▸ **Input data**
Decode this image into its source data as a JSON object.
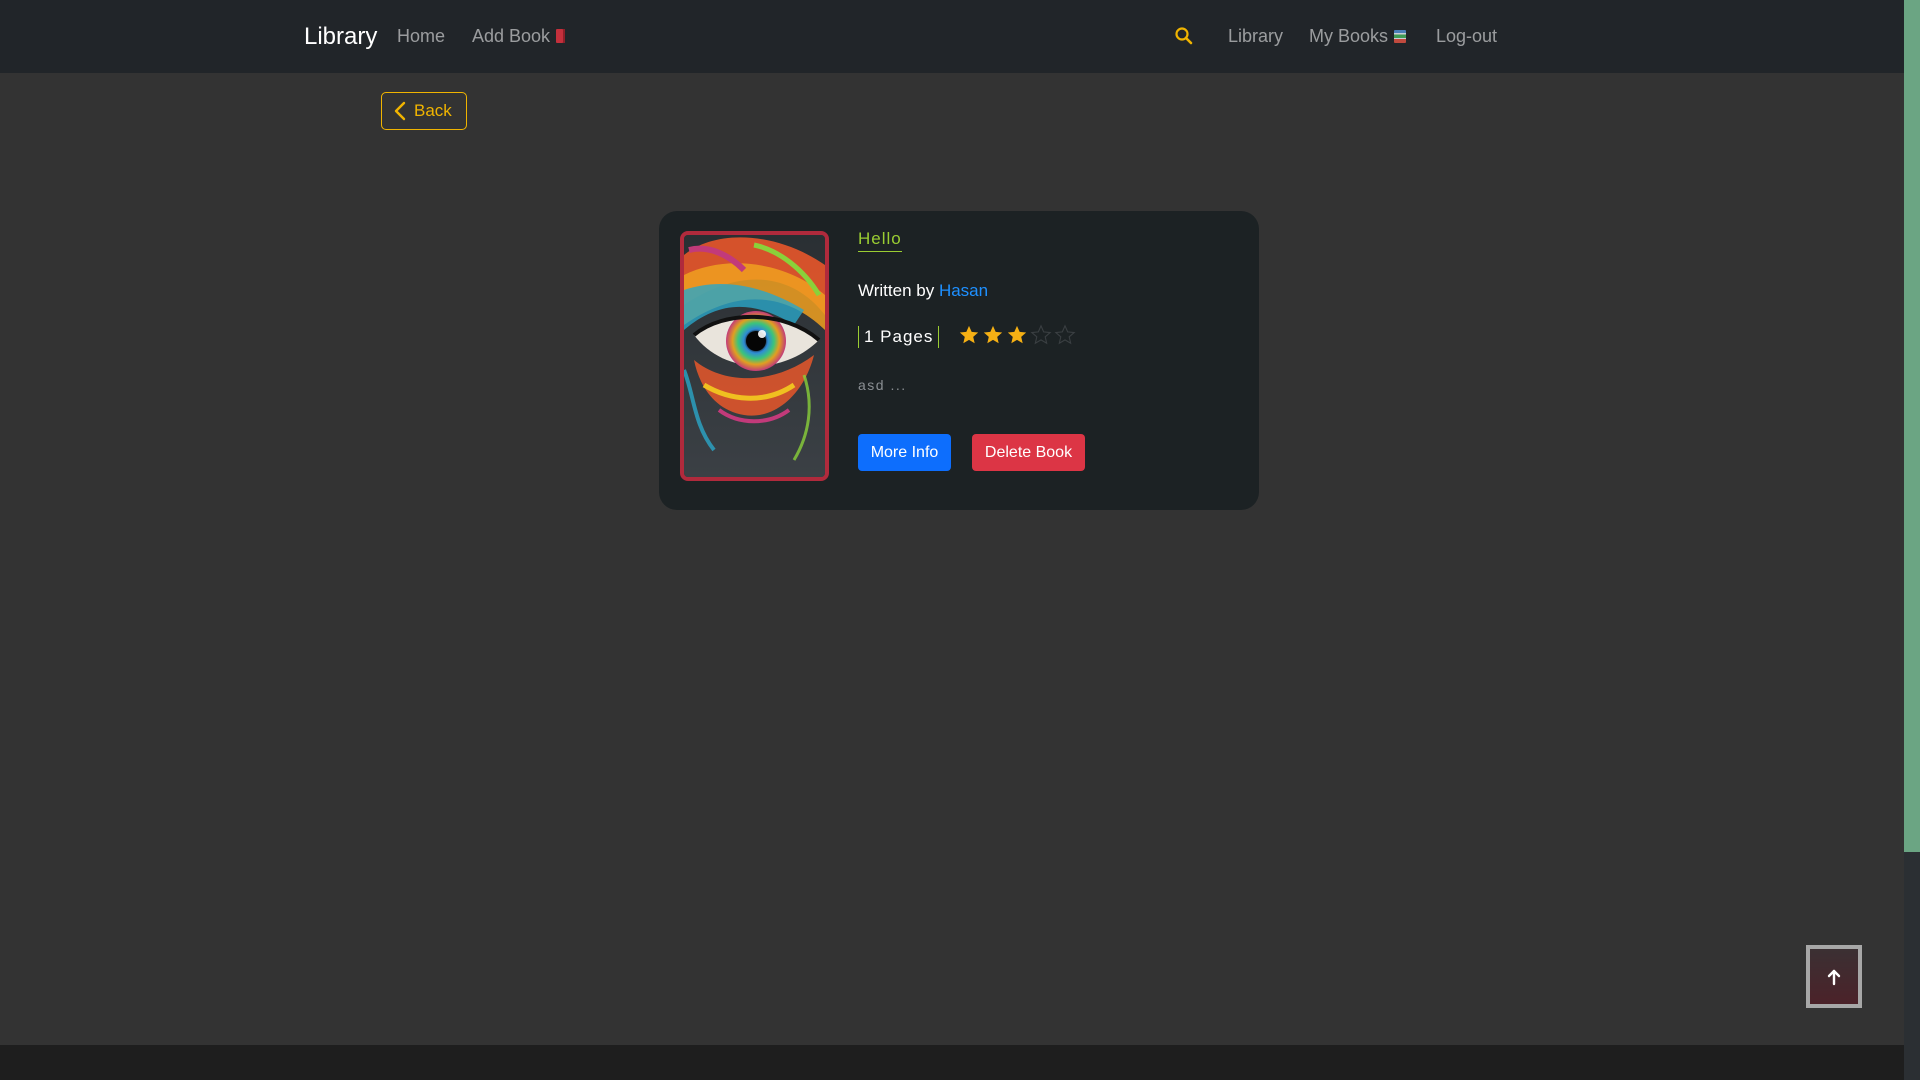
{
  "navbar": {
    "brand": "Library",
    "home": "Home",
    "add_book": "Add Book",
    "library": "Library",
    "my_books": "My Books",
    "logout": "Log-out"
  },
  "back_label": "Back",
  "book": {
    "title": "Hello",
    "written_by": "Written by",
    "author": "Hasan",
    "pages": "1 Pages",
    "rating": 3,
    "rating_max": 5,
    "description": "asd ...",
    "more_info_label": "More Info",
    "delete_label": "Delete Book"
  },
  "colors": {
    "accent_yellow": "#f0b400",
    "title_green": "#9acd32",
    "author_blue": "#1e90ff",
    "primary": "#0d6efd",
    "danger": "#dc3545",
    "cover_border": "#b02a3c"
  },
  "icons": {
    "search": "search-icon",
    "back": "chevron-left-icon",
    "scroll_top": "arrow-up-icon",
    "star": "star-icon"
  }
}
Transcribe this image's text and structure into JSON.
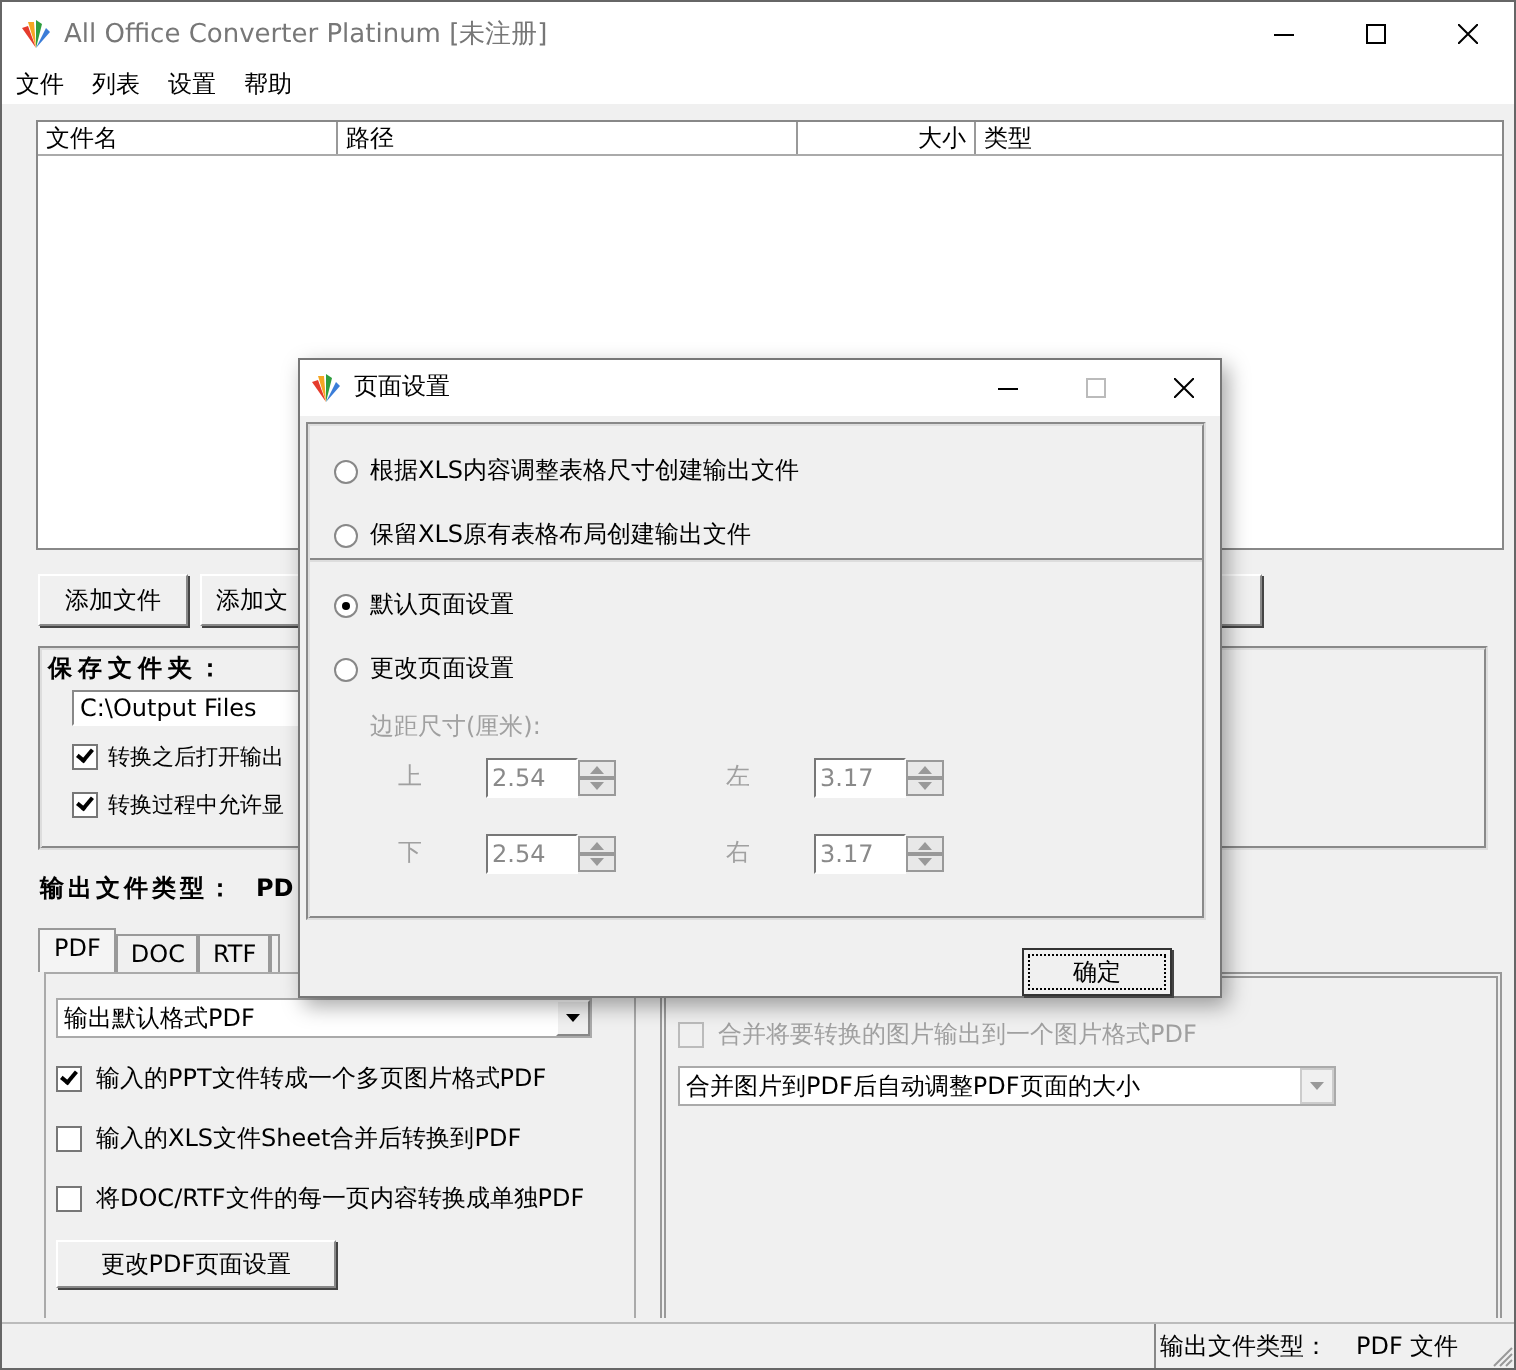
{
  "window": {
    "title": "All Office Converter Platinum [未注册]"
  },
  "menu": [
    "文件",
    "列表",
    "设置",
    "帮助"
  ],
  "file_list": {
    "columns": [
      "文件名",
      "路径",
      "大小",
      "类型"
    ]
  },
  "buttons": [
    "添加文件",
    "添加文"
  ],
  "save_folder": {
    "label": "保存文件夹：",
    "path": "C:\\Output Files",
    "options": [
      {
        "label": "转换之后打开输出",
        "checked": true
      },
      {
        "label": "转换过程中允许显",
        "checked": true
      }
    ]
  },
  "output_type": {
    "label": "输出文件类型：",
    "value": "PD"
  },
  "tabs": [
    {
      "label": "PDF",
      "selected": true
    },
    {
      "label": "DOC",
      "selected": false
    },
    {
      "label": "RTF",
      "selected": false
    }
  ],
  "pdf_panel": {
    "format": "输出默认格式PDF",
    "options": [
      {
        "label": "输入的PPT文件转成一个多页图片格式PDF",
        "checked": true
      },
      {
        "label": "输入的XLS文件Sheet合并后转换到PDF",
        "checked": false
      },
      {
        "label": "将DOC/RTF文件的每一页内容转换成单独PDF",
        "checked": false
      }
    ],
    "button": "更改PDF页面设置"
  },
  "image_panel": {
    "merge_option": {
      "label": "合并将要转换的图片输出到一个图片格式PDF",
      "checked": false,
      "disabled": true
    },
    "resize": "合并图片到PDF后自动调整PDF页面的大小"
  },
  "status_bar": {
    "label": "输出文件类型：",
    "value": "PDF 文件"
  },
  "dialog": {
    "title": "页面设置",
    "xls_options": [
      {
        "label": "根据XLS内容调整表格尺寸创建输出文件",
        "selected": false
      },
      {
        "label": "保留XLS原有表格布局创建输出文件",
        "selected": false
      }
    ],
    "page_options": [
      {
        "label": "默认页面设置",
        "selected": true
      },
      {
        "label": "更改页面设置",
        "selected": false
      }
    ],
    "margins": {
      "label": "边距尺寸(厘米):",
      "disabled": true,
      "fields": [
        {
          "label": "上",
          "value": "2.54"
        },
        {
          "label": "左",
          "value": "3.17"
        },
        {
          "label": "下",
          "value": "2.54"
        },
        {
          "label": "右",
          "value": "3.17"
        }
      ]
    },
    "ok": "确定"
  }
}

▸ **Work instructions**
Extract all the entries word for word; omit any pictures.

▸ **Problem solution**
Decode this image into its source data as a JSON object.
{
  "navbar": {
    "brand": "Library",
    "home": "Home",
    "add_book": "Add Book",
    "library": "Library",
    "my_books": "My Books",
    "logout": "Log-out"
  },
  "back_label": "Back",
  "book": {
    "title": "Hello",
    "written_by": "Written by",
    "author": "Hasan",
    "pages": "1 Pages",
    "rating": 3,
    "rating_max": 5,
    "description": "asd ...",
    "more_info_label": "More Info",
    "delete_label": "Delete Book"
  },
  "colors": {
    "accent_yellow": "#f0b400",
    "title_green": "#9acd32",
    "author_blue": "#1e90ff",
    "primary": "#0d6efd",
    "danger": "#dc3545",
    "cover_border": "#b02a3c"
  },
  "icons": {
    "search": "search-icon",
    "back": "chevron-left-icon",
    "scroll_top": "arrow-up-icon",
    "star": "star-icon"
  }
}
Transcribe this image's text and structure into JSON.
{
  "window": {
    "title": "All Office Converter Platinum [未注册]"
  },
  "menu": [
    "文件",
    "列表",
    "设置",
    "帮助"
  ],
  "file_list": {
    "columns": [
      "文件名",
      "路径",
      "大小",
      "类型"
    ]
  },
  "buttons": [
    "添加文件",
    "添加文"
  ],
  "save_folder": {
    "label": "保存文件夹：",
    "path": "C:\\Output Files",
    "options": [
      {
        "label": "转换之后打开输出",
        "checked": true
      },
      {
        "label": "转换过程中允许显",
        "checked": true
      }
    ]
  },
  "output_type": {
    "label": "输出文件类型：",
    "value": "PD"
  },
  "tabs": [
    {
      "label": "PDF",
      "selected": true
    },
    {
      "label": "DOC",
      "selected": false
    },
    {
      "label": "RTF",
      "selected": false
    }
  ],
  "pdf_panel": {
    "format": "输出默认格式PDF",
    "options": [
      {
        "label": "输入的PPT文件转成一个多页图片格式PDF",
        "checked": true
      },
      {
        "label": "输入的XLS文件Sheet合并后转换到PDF",
        "checked": false
      },
      {
        "label": "将DOC/RTF文件的每一页内容转换成单独PDF",
        "checked": false
      }
    ],
    "button": "更改PDF页面设置"
  },
  "image_panel": {
    "merge_option": {
      "label": "合并将要转换的图片输出到一个图片格式PDF",
      "checked": false,
      "disabled": true
    },
    "resize": "合并图片到PDF后自动调整PDF页面的大小"
  },
  "status_bar": {
    "label": "输出文件类型：",
    "value": "PDF 文件"
  },
  "dialog": {
    "title": "页面设置",
    "xls_options": [
      {
        "label": "根据XLS内容调整表格尺寸创建输出文件",
        "selected": false
      },
      {
        "label": "保留XLS原有表格布局创建输出文件",
        "selected": false
      }
    ],
    "page_options": [
      {
        "label": "默认页面设置",
        "selected": true
      },
      {
        "label": "更改页面设置",
        "selected": false
      }
    ],
    "margins": {
      "label": "边距尺寸(厘米):",
      "disabled": true,
      "fields": [
        {
          "label": "上",
          "value": "2.54"
        },
        {
          "label": "左",
          "value": "3.17"
        },
        {
          "label": "下",
          "value": "2.54"
        },
        {
          "label": "右",
          "value": "3.17"
        }
      ]
    },
    "ok": "确定"
  }
}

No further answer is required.